◆ PROBLEM REQUIREMENTS
Search the data for the word "eseguiti" and copy every line where it occurs.

◆ MATERIAL SUPPLIED
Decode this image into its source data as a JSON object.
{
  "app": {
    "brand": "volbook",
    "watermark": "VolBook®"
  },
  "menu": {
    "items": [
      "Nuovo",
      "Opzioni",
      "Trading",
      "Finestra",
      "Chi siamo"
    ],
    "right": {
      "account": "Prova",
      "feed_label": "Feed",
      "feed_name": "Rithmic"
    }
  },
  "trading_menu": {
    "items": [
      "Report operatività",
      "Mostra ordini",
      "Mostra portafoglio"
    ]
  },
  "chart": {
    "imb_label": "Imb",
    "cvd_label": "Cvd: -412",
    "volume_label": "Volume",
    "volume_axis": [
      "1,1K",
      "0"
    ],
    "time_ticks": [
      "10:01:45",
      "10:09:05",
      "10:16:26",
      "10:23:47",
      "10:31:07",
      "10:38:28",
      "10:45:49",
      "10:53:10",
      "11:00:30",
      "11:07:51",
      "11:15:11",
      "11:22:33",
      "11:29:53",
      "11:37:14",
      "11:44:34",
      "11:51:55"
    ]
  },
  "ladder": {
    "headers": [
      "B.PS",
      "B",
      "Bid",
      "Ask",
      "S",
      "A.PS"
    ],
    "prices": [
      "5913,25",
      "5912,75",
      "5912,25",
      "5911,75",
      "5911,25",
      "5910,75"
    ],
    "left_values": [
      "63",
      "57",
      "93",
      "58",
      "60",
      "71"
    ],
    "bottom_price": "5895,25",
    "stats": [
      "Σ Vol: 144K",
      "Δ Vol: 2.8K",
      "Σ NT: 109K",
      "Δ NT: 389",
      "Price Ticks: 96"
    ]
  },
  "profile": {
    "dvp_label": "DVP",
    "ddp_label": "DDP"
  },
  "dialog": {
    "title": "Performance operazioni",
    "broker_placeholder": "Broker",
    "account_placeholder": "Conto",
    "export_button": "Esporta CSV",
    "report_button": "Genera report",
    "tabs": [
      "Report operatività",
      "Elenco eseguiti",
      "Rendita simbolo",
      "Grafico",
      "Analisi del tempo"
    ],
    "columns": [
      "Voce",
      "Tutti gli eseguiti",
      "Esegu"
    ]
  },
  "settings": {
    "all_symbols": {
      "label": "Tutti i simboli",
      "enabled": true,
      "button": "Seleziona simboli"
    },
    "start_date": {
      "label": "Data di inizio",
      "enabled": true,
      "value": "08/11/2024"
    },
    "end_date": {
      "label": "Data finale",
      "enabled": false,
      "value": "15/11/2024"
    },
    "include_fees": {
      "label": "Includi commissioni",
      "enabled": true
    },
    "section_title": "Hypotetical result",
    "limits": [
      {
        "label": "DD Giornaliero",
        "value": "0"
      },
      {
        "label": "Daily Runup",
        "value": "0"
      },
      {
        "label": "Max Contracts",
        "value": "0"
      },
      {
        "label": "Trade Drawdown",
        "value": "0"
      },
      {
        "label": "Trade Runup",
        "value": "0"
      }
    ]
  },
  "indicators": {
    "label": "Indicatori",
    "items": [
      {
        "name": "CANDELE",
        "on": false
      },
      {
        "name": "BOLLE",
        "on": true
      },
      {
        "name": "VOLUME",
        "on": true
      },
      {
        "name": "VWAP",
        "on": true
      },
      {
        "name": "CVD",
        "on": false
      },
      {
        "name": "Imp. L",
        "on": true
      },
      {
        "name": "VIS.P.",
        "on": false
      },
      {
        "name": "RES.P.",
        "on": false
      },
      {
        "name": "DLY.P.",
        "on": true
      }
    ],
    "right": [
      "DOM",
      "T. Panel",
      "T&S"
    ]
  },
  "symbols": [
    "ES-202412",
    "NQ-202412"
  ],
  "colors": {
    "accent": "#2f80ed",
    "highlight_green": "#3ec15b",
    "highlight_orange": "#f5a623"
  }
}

◆ SOLUTION TO THIS PROBLEM
      "Elenco eseguiti",
      "Tutti gli eseguiti",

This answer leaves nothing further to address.